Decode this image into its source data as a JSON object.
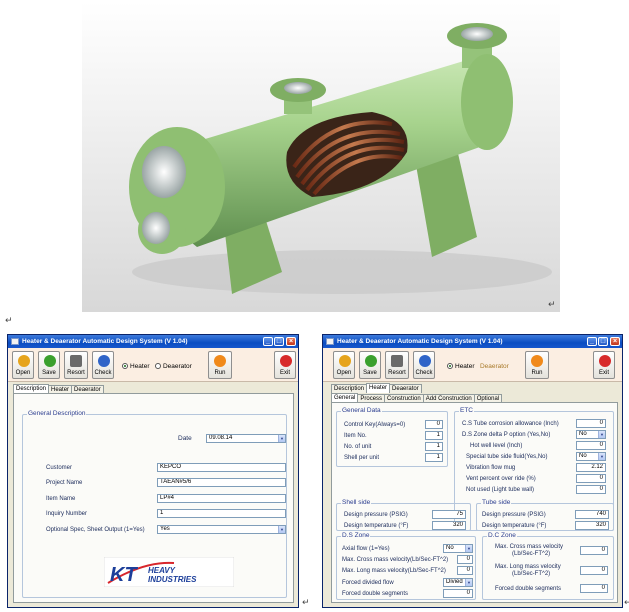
{
  "page": {
    "paragraph_mark": "↵"
  },
  "windows": [
    {
      "title": "Heater & Deaerator Automatic Design System (V 1.04)",
      "toolbar": [
        {
          "label": "Open",
          "icon": "open-icon",
          "color": "#e6a41c"
        },
        {
          "label": "Save",
          "icon": "save-icon",
          "color": "#3aa02e"
        },
        {
          "label": "Resort",
          "icon": "resort-icon",
          "color": "#6a6a6a"
        },
        {
          "label": "Check",
          "icon": "check-icon",
          "color": "#2f64c8"
        }
      ],
      "mode": {
        "heater": "Heater",
        "deaerator": "Deaerator",
        "selected": "Heater"
      },
      "run_label": "Run",
      "exit_label": "Exit",
      "tabs": [
        "Description",
        "Heater",
        "Deaerator"
      ],
      "active_tab": "Description",
      "group_title": "General Description",
      "fields": {
        "date": {
          "label": "Date",
          "value": "09.08.14"
        },
        "customer": {
          "label": "Customer",
          "value": "KEPCO"
        },
        "project_name": {
          "label": "Project Name",
          "value": "TAEAN#5/6"
        },
        "item_name": {
          "label": "Item Name",
          "value": "LP#4"
        },
        "inquiry_number": {
          "label": "Inquiry Number",
          "value": "1"
        },
        "optional_spec": {
          "label": "Optional Spec, Sheet Output (1=Yes)",
          "value": "Yes"
        }
      },
      "logo": {
        "letters": "KT",
        "line1": "HEAVY",
        "line2": "INDUSTRIES",
        "color": "#1d3f9a",
        "accent": "#d8262c"
      }
    },
    {
      "title": "Heater & Deaerator Automatic Design System (V 1.04)",
      "toolbar": [
        {
          "label": "Open",
          "icon": "open-icon",
          "color": "#e6a41c"
        },
        {
          "label": "Save",
          "icon": "save-icon",
          "color": "#3aa02e"
        },
        {
          "label": "Resort",
          "icon": "resort-icon",
          "color": "#6a6a6a"
        },
        {
          "label": "Check",
          "icon": "check-icon",
          "color": "#2f64c8"
        }
      ],
      "mode": {
        "heater": "Heater",
        "deaerator": "Deaerator",
        "selected": "Heater"
      },
      "run_label": "Run",
      "exit_label": "Exit",
      "outer_tabs": [
        "Description",
        "Heater",
        "Deaerator"
      ],
      "inner_tabs": [
        "General",
        "Process",
        "Construction",
        "Add Construction",
        "Optional"
      ],
      "general_data": {
        "title": "General Data",
        "rows": [
          {
            "label": "Control Key(Always=0)",
            "value": "0"
          },
          {
            "label": "Item No.",
            "value": "1"
          },
          {
            "label": "No. of unit",
            "value": "1"
          },
          {
            "label": "Shell per unit",
            "value": "1"
          }
        ]
      },
      "etc": {
        "title": "ETC",
        "rows": [
          {
            "label": "C.S Tube corrosion allowance (Inch)",
            "value": "0"
          },
          {
            "label": "D.S Zone delta P option (Yes,No)",
            "value": "No",
            "dropdown": true
          },
          {
            "label": "Hot well level (Inch)",
            "value": "0"
          },
          {
            "label": "Special tube side fluid(Yes,No)",
            "value": "No",
            "dropdown": true
          },
          {
            "label": "Vibration flow mug",
            "value": "2.12"
          },
          {
            "label": "Vent percent over ride (%)",
            "value": "0"
          },
          {
            "label": "Not used (Light tube wall)",
            "value": "0"
          }
        ]
      },
      "shell_side": {
        "title": "Shell side",
        "rows": [
          {
            "label": "Design pressure (PSIG)",
            "value": "75"
          },
          {
            "label": "Design temperature (°F)",
            "value": "320"
          }
        ]
      },
      "tube_side": {
        "title": "Tube side",
        "rows": [
          {
            "label": "Design pressure (PSIG)",
            "value": "740"
          },
          {
            "label": "Design temperature (°F)",
            "value": "320"
          }
        ]
      },
      "ds_zone": {
        "title": "D.S Zone",
        "rows": [
          {
            "label": "Axial flow (1=Yes)",
            "value": "No",
            "dropdown": true
          },
          {
            "label": "Max. Cross mass velocity(Lb/Sec-FT^2)",
            "value": "0"
          },
          {
            "label": "Max. Long mass velocity(Lb/Sec-FT^2)",
            "value": "0"
          },
          {
            "label": "Forced divided flow",
            "value": "Divied",
            "dropdown": true
          },
          {
            "label": "Forced double segments",
            "value": "0"
          }
        ]
      },
      "dc_zone": {
        "title": "D.C Zone",
        "rows": [
          {
            "label": "Max. Cross mass velocity",
            "sub": "(Lb/Sec-FT^2)",
            "value": "0"
          },
          {
            "label": "Max. Long mass velocity",
            "sub": "(Lb/Sec-FT^2)",
            "value": "0"
          },
          {
            "label": "Forced double segments",
            "value": "0"
          }
        ]
      }
    }
  ]
}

▶ _Your task_:
Extract all lines of the records above that include "Description".

▶ _Answer to this exercise_:
        "Description",
      "active_tab": "Description",
      "group_title": "General Description",
        "Description",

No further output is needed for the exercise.